**Dataset records**

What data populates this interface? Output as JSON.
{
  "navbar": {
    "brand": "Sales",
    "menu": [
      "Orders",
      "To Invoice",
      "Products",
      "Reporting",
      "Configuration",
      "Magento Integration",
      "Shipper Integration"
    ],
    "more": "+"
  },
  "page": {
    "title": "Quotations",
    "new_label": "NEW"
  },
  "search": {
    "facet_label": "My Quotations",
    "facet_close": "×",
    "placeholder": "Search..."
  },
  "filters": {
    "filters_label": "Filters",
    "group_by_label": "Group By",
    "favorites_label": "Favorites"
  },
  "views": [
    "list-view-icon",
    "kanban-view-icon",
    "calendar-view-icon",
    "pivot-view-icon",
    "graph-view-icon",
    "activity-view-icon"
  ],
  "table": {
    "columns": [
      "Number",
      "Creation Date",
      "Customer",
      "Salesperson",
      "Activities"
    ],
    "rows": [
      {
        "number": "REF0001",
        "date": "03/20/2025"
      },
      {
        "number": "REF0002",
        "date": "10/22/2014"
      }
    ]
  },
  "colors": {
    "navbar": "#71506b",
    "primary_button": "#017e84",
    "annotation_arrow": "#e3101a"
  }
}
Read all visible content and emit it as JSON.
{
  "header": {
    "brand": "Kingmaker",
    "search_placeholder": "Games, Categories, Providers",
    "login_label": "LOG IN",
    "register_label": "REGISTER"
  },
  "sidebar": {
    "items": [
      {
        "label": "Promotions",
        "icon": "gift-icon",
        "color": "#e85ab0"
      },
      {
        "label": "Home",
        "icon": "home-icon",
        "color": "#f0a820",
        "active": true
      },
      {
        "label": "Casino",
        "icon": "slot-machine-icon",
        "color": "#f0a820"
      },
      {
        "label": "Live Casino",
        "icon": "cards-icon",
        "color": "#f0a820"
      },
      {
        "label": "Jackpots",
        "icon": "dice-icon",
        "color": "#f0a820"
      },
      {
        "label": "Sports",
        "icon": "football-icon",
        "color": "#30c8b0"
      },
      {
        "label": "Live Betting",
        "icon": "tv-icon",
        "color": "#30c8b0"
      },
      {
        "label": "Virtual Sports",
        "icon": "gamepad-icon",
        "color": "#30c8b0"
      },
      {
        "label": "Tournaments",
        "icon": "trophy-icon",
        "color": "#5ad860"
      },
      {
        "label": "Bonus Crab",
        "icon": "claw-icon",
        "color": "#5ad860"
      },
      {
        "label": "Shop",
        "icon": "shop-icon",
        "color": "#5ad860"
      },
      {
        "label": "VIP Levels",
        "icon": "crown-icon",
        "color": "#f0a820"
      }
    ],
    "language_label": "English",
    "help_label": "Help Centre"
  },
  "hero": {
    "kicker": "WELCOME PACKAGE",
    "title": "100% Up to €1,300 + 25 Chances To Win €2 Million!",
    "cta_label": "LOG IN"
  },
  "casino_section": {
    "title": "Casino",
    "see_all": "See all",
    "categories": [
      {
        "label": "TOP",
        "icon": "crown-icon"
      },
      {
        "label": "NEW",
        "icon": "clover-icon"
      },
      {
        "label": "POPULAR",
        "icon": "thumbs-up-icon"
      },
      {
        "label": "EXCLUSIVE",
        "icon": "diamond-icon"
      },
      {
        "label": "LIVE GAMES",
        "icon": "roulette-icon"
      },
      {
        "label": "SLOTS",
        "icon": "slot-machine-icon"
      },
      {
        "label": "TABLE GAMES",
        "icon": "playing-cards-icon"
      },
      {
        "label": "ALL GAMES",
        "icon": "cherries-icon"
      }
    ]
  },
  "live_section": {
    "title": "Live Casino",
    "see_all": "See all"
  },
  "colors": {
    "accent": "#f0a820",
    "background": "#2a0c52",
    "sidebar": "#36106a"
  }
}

**WRITTEN REQUEST**
Pull out every line of the entries that includes the word "machine".

**PROBLEM SOLUTION**
        "icon": "slot-machine-icon",
        "icon": "slot-machine-icon"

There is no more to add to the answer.